# start of DATA EXTRACT

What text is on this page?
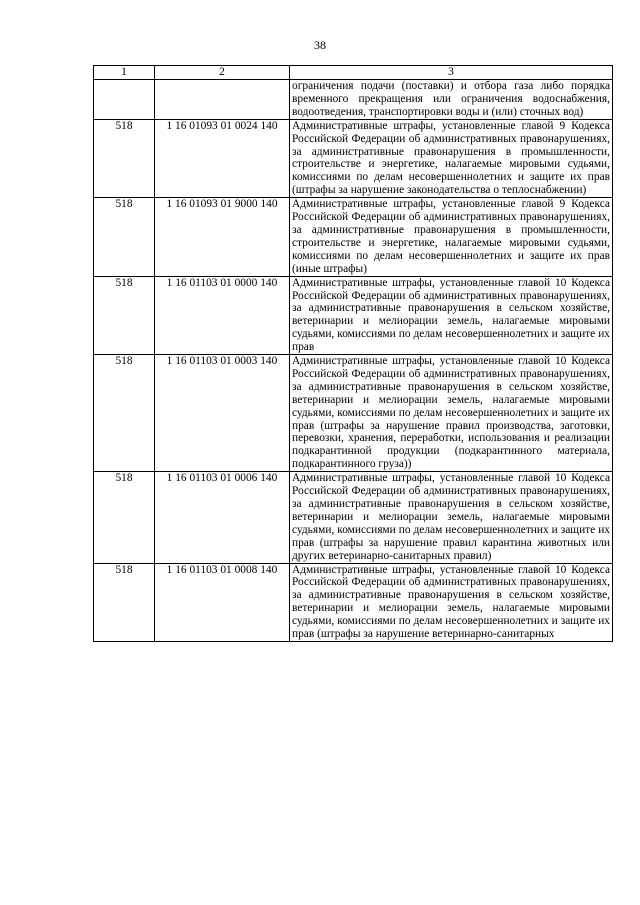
38
1	2	3
		ограничения подачи (поставки) и отбора газа либо порядка временного прекращения или ограничения водоснабжения, водоотведения, транспортировки воды и (или) сточных вод)
518	1 16 01093 01 0024 140	Административные штрафы, установленные главой 9 Кодекса Российской Федерации об административных правонарушениях, за административные правонарушения в промышленности, строительстве и энергетике, налагаемые мировыми судьями, комиссиями по делам несовершеннолетних и защите их прав (штрафы за нарушение законодательства о теплоснабжении)
518	1 16 01093 01 9000 140	Административные штрафы, установленные главой 9 Кодекса Российской Федерации об административных правонарушениях, за административные правонарушения в промышленности, строительстве и энергетике, налагаемые мировыми судьями, комиссиями по делам несовершеннолетних и защите их прав (иные штрафы)
518	1 16 01103 01 0000 140	Административные штрафы, установленные главой 10 Кодекса Российской Федерации об административных правонарушениях, за административные правонарушения в сельском хозяйстве, ветеринарии и мелиорации земель, налагаемые мировыми судьями, комиссиями по делам несовершеннолетних и защите их прав
518	1 16 01103 01 0003 140	Административные штрафы, установленные главой 10 Кодекса Российской Федерации об административных правонарушениях, за административные правонарушения в сельском хозяйстве, ветеринарии и мелиорации земель, налагаемые мировыми судьями, комиссиями по делам несовершеннолетних и защите их прав (штрафы за нарушение правил производства, заготовки, перевозки, хранения, переработки, использования и реализации подкарантинной продукции (подкарантинного материала, подкарантинного груза))
518	1 16 01103 01 0006 140	Административные штрафы, установленные главой 10 Кодекса Российской Федерации об административных правонарушениях, за административные правонарушения в сельском хозяйстве, ветеринарии и мелиорации земель, налагаемые мировыми судьями, комиссиями по делам несовершеннолетних и защите их прав (штрафы за нарушение правил карантина животных или других ветеринарно-санитарных правил)
518	1 16 01103 01 0008 140	Административные штрафы, установленные главой 10 Кодекса Российской Федерации об административных правонарушениях, за административные правонарушения в сельском хозяйстве, ветеринарии и мелиорации земель, налагаемые мировыми судьями, комиссиями по делам несовершеннолетних и защите их прав (штрафы за нарушение ветеринарно-санитарных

# end of DATA EXTRACT

TASK INSTRUCTIONS
Reproduce the listing word for word and omit its pictures.

RESPONSE TO THIS EXERCISE
What text is on this page?
38
1	2	3
		ограничения подачи (поставки) и отбора газа либо порядка временного прекращения или ограничения водоснабжения, водоотведения, транспортировки воды и (или) сточных вод)
518	1 16 01093 01 0024 140	Административные штрафы, установленные главой 9 Кодекса Российской Федерации об административных правонарушениях, за административные правонарушения в промышленности, строительстве и энергетике, налагаемые мировыми судьями, комиссиями по делам несовершеннолетних и защите их прав (штрафы за нарушение законодательства о теплоснабжении)
518	1 16 01093 01 9000 140	Административные штрафы, установленные главой 9 Кодекса Российской Федерации об административных правонарушениях, за административные правонарушения в промышленности, строительстве и энергетике, налагаемые мировыми судьями, комиссиями по делам несовершеннолетних и защите их прав (иные штрафы)
518	1 16 01103 01 0000 140	Административные штрафы, установленные главой 10 Кодекса Российской Федерации об административных правонарушениях, за административные правонарушения в сельском хозяйстве, ветеринарии и мелиорации земель, налагаемые мировыми судьями, комиссиями по делам несовершеннолетних и защите их прав
518	1 16 01103 01 0003 140	Административные штрафы, установленные главой 10 Кодекса Российской Федерации об административных правонарушениях, за административные правонарушения в сельском хозяйстве, ветеринарии и мелиорации земель, налагаемые мировыми судьями, комиссиями по делам несовершеннолетних и защите их прав (штрафы за нарушение правил производства, заготовки, перевозки, хранения, переработки, использования и реализации подкарантинной продукции (подкарантинного материала, подкарантинного груза))
518	1 16 01103 01 0006 140	Административные штрафы, установленные главой 10 Кодекса Российской Федерации об административных правонарушениях, за административные правонарушения в сельском хозяйстве, ветеринарии и мелиорации земель, налагаемые мировыми судьями, комиссиями по делам несовершеннолетних и защите их прав (штрафы за нарушение правил карантина животных или других ветеринарно-санитарных правил)
518	1 16 01103 01 0008 140	Административные штрафы, установленные главой 10 Кодекса Российской Федерации об административных правонарушениях, за административные правонарушения в сельском хозяйстве, ветеринарии и мелиорации земель, налагаемые мировыми судьями, комиссиями по делам несовершеннолетних и защите их прав (штрафы за нарушение ветеринарно-санитарных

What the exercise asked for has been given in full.